What is being asked
Give the number of lines in the records below that include "title", and nothing more.

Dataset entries
---
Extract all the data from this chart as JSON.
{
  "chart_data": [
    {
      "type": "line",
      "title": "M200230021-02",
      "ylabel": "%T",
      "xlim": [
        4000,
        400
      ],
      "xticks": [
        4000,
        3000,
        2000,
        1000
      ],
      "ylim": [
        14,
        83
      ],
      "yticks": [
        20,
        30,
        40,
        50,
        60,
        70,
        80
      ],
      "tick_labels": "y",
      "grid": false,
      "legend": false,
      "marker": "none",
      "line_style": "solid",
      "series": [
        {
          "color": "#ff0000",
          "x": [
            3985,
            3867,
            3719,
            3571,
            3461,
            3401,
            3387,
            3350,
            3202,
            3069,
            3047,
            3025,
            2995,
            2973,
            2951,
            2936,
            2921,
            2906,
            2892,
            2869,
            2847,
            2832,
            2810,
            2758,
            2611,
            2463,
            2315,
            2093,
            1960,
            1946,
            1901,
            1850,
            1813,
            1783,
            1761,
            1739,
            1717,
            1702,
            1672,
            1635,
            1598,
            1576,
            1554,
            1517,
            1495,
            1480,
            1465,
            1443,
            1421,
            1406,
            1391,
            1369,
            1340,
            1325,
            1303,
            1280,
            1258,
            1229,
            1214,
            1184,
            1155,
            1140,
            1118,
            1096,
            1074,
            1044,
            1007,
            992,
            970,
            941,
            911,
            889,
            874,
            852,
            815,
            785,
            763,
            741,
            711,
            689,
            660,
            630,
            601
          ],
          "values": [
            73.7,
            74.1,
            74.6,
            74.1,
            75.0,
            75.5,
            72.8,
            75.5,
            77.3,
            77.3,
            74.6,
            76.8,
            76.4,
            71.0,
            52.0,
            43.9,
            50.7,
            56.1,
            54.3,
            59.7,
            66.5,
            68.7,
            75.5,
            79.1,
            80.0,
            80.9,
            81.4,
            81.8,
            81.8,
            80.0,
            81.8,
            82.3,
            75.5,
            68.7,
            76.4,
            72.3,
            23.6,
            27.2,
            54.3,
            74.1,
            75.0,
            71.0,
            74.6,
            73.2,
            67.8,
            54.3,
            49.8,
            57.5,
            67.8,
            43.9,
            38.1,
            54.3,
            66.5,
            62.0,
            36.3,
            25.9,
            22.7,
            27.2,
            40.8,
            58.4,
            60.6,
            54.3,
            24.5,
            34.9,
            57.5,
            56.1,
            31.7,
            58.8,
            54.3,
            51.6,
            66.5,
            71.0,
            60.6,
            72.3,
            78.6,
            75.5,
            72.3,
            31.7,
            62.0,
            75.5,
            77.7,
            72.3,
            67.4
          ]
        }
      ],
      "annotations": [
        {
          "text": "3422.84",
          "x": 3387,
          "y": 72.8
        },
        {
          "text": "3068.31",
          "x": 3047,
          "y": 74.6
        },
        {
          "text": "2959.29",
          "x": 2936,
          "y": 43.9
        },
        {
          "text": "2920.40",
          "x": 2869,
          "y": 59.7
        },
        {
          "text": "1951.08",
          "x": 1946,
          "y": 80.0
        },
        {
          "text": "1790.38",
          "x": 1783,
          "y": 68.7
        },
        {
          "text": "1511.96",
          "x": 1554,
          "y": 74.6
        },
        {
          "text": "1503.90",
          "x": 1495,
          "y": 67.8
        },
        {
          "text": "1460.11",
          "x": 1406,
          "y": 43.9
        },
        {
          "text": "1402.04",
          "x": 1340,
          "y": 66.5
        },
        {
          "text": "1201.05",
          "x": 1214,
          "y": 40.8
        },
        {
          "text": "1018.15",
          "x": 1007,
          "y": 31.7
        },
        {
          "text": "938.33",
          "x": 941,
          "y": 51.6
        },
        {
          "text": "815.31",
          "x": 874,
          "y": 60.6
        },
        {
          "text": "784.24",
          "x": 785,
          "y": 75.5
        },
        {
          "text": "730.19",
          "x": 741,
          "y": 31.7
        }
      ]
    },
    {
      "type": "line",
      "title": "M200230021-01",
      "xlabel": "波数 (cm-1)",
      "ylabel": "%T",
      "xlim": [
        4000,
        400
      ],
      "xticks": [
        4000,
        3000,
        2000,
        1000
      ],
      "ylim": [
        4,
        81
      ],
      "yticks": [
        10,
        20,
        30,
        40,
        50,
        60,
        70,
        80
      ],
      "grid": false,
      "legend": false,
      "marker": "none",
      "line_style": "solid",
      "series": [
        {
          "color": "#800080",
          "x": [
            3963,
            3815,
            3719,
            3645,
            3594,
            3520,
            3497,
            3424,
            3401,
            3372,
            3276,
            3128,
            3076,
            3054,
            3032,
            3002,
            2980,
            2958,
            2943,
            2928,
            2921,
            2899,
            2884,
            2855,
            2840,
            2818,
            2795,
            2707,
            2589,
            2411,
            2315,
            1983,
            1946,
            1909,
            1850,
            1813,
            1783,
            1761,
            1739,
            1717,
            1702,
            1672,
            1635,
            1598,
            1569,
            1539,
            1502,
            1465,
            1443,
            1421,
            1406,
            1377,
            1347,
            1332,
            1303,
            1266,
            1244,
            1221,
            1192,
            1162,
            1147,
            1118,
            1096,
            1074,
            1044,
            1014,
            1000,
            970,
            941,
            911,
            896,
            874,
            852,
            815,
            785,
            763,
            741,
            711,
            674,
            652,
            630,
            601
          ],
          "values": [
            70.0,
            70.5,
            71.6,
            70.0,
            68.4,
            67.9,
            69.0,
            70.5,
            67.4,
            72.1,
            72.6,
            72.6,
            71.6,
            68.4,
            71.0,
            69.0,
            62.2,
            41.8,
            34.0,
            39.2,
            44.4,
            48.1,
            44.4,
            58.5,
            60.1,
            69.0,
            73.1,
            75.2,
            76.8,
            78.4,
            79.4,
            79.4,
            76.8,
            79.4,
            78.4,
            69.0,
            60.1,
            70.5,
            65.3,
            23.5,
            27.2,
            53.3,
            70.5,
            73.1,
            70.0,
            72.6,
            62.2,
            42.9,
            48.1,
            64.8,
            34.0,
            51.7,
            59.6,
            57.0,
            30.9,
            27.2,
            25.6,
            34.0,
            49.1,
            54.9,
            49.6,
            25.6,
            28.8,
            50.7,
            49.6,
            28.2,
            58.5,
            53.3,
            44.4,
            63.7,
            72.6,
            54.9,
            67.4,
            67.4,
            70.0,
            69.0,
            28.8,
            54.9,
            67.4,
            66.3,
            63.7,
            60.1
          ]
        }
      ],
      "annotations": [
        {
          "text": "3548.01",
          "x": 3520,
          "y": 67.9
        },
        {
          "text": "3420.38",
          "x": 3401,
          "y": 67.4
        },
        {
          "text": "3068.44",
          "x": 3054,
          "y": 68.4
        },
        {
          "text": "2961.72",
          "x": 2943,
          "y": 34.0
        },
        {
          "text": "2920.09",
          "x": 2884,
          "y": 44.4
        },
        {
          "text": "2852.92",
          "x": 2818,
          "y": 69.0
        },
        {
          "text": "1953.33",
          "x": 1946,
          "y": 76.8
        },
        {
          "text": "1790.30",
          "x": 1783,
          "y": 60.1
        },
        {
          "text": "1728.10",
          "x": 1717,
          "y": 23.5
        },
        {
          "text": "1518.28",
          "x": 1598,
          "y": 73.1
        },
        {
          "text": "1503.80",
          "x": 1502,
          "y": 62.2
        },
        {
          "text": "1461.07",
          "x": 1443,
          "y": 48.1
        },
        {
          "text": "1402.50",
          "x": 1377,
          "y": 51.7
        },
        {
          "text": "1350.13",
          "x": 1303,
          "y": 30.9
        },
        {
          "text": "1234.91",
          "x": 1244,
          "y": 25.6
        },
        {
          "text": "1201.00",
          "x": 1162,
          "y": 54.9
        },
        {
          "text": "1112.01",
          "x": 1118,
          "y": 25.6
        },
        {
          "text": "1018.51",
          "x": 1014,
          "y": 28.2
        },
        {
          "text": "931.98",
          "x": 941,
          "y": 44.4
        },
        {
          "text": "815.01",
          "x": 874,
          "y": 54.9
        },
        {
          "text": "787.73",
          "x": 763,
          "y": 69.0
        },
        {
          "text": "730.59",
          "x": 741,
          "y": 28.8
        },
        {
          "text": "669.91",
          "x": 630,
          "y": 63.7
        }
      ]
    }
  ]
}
---
Output of the task
2